• Stated problem: Return the number of lines that contain the word "nomme", and return nothing else.

─── Listing ───

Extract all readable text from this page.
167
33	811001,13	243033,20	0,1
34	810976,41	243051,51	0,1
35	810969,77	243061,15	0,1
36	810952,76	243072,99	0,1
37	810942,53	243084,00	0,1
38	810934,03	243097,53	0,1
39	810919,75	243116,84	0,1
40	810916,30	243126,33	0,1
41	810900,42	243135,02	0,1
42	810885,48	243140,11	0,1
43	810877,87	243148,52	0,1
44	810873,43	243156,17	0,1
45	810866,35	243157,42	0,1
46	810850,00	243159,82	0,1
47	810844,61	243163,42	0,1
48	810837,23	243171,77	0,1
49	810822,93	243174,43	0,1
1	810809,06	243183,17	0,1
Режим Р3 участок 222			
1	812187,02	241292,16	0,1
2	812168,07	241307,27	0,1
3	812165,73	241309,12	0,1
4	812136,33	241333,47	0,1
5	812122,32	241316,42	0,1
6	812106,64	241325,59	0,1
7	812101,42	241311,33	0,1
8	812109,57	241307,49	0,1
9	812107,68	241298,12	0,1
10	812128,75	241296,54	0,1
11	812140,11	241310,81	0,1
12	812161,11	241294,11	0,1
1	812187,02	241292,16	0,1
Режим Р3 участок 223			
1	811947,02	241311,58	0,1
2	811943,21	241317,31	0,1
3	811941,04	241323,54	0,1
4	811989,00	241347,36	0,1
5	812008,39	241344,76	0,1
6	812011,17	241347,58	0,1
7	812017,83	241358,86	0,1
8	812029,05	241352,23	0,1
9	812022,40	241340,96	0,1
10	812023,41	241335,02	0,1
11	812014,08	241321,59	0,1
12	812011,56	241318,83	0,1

───
─── Listing ───

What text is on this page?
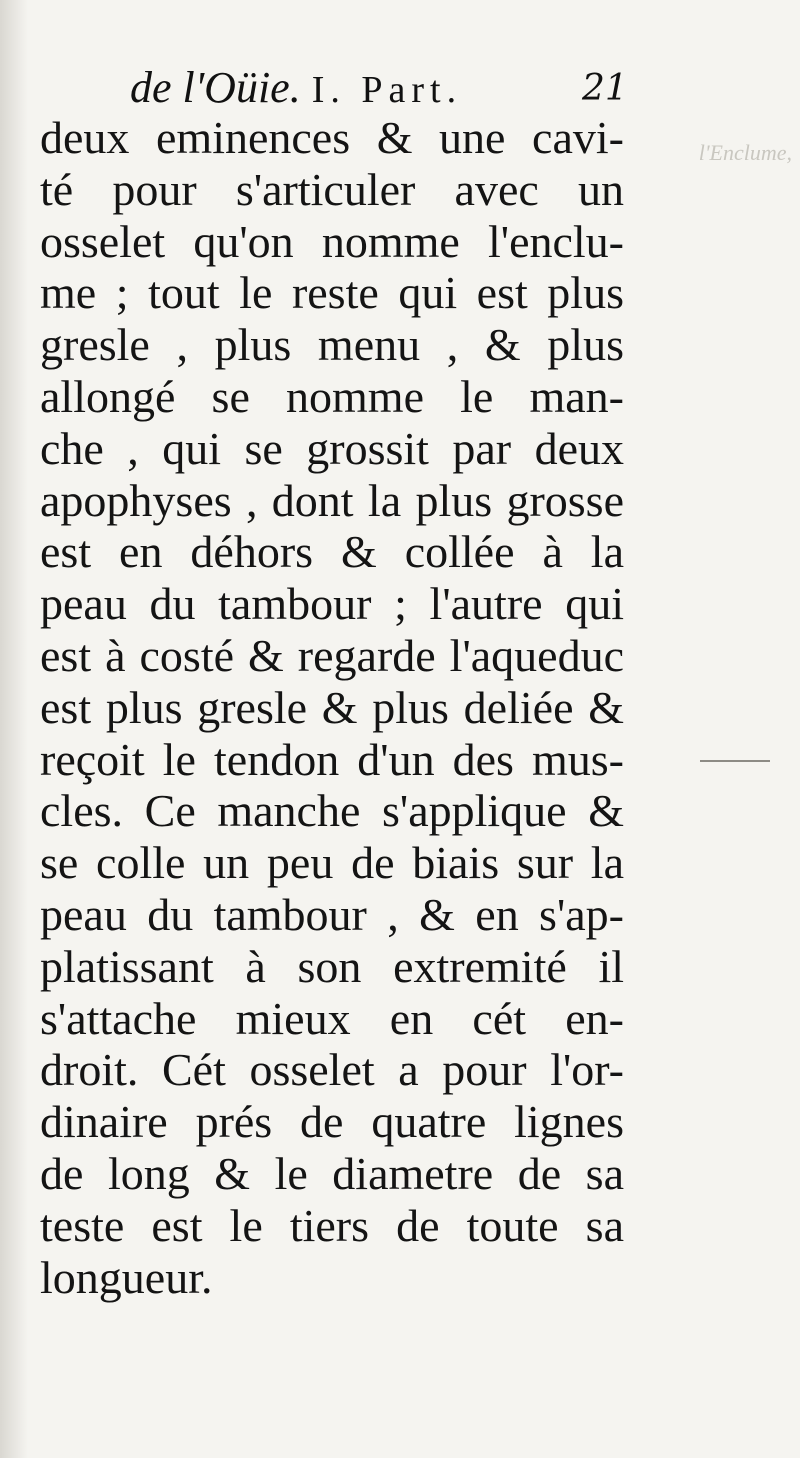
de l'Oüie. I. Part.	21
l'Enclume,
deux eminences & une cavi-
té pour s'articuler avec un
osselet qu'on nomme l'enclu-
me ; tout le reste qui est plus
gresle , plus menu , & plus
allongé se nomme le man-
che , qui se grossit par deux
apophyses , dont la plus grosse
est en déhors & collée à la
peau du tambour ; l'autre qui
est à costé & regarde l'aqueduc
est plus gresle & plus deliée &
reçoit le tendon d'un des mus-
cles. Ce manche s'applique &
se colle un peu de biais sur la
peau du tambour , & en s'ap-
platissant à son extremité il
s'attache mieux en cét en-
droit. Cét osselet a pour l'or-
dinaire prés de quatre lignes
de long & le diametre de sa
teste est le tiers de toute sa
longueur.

───

• Response to the task: 2